= Exercise aim =
From the listing below, pull out every line where the string "ularning" appears.

= Listed records =
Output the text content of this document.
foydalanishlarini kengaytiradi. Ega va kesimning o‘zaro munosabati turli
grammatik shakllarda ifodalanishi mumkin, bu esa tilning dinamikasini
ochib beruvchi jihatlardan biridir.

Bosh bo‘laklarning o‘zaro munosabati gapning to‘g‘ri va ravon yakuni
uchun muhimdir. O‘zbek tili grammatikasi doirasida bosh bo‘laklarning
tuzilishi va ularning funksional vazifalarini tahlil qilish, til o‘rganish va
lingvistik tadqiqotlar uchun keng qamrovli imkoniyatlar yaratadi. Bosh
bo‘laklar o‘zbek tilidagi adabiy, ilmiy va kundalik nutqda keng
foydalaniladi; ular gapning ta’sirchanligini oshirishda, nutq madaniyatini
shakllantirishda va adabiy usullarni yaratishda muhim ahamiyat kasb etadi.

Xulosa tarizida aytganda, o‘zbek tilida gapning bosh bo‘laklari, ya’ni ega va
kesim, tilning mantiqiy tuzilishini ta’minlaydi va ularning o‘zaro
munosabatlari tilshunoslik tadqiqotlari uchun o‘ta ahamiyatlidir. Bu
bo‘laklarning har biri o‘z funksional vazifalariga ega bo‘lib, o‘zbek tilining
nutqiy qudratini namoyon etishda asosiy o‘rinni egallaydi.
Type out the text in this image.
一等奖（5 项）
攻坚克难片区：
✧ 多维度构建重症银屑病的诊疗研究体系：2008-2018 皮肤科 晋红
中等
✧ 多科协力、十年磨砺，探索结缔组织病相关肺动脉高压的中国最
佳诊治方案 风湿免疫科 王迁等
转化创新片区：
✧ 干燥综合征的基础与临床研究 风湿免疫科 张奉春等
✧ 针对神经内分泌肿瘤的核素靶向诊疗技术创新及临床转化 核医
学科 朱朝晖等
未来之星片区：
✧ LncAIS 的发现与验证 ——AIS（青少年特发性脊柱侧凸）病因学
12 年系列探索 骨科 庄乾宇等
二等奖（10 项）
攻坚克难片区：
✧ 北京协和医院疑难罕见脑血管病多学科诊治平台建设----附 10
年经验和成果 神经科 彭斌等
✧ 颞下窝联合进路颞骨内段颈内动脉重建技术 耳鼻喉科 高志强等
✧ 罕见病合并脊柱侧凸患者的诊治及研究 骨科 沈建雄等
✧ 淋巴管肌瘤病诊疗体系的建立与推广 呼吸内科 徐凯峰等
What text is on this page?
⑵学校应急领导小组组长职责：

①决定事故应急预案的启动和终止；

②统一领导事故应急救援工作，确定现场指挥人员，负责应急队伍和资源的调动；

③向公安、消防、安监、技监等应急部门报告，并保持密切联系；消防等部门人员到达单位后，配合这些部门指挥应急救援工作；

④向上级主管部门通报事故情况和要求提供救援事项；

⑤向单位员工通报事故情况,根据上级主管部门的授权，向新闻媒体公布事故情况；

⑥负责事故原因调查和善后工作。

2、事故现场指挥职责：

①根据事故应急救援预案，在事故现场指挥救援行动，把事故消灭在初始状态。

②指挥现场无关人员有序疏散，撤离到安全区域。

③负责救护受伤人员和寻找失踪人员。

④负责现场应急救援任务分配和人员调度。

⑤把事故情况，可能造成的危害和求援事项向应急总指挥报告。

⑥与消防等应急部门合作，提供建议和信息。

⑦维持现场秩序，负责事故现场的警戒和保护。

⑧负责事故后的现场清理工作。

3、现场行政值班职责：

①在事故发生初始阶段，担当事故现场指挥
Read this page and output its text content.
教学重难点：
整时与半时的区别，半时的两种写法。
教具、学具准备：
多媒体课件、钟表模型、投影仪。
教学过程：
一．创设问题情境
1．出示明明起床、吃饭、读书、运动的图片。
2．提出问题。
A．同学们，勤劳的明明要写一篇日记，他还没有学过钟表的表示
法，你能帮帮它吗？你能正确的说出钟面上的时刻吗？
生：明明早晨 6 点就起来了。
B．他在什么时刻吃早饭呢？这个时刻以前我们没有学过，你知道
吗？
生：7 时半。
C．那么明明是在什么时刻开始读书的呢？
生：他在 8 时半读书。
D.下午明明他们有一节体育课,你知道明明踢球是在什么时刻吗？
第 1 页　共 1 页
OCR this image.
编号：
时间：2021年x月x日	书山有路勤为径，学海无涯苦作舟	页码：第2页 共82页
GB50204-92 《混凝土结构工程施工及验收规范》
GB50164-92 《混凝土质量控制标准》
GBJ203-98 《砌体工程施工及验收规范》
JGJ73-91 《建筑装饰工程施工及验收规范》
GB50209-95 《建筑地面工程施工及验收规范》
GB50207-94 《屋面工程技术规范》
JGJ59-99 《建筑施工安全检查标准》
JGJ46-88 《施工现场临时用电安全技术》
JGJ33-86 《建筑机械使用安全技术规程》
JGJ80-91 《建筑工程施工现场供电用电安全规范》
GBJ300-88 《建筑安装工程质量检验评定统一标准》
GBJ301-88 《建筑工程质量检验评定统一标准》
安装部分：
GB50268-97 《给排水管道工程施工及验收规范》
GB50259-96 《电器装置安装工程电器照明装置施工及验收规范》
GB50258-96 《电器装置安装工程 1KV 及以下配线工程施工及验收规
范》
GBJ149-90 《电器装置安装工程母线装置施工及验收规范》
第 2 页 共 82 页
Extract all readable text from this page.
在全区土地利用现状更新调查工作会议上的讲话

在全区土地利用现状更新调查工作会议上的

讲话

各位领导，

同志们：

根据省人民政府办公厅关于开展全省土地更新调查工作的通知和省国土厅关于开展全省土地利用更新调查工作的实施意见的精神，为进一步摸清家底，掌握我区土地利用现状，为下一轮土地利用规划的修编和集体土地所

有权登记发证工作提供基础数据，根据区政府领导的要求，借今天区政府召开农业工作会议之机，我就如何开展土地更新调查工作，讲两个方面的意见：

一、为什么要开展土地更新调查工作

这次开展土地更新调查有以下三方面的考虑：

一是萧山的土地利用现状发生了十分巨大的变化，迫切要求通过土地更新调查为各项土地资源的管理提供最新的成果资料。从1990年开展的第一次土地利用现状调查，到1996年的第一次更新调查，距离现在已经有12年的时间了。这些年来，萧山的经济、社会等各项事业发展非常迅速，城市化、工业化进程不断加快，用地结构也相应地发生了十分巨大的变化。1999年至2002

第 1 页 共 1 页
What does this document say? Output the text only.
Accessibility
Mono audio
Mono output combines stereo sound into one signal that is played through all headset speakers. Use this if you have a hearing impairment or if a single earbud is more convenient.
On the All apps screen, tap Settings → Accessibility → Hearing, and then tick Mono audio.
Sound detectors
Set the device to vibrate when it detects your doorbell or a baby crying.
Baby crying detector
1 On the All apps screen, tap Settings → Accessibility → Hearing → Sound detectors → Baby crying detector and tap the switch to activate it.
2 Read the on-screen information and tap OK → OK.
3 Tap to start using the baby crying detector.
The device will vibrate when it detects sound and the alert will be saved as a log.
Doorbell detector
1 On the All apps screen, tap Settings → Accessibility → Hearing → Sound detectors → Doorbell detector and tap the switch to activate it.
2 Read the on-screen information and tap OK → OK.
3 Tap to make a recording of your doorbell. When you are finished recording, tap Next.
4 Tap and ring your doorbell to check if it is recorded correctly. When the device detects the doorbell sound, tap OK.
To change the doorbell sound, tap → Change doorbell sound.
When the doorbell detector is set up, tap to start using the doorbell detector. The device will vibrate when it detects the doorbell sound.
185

= Final result =
tuzilishi va ularning funksional vazifalarini tahlil qilish, til o‘rganish va
kesim, tilning mantiqiy tuzilishini ta’minlaydi va ularning o‘zaro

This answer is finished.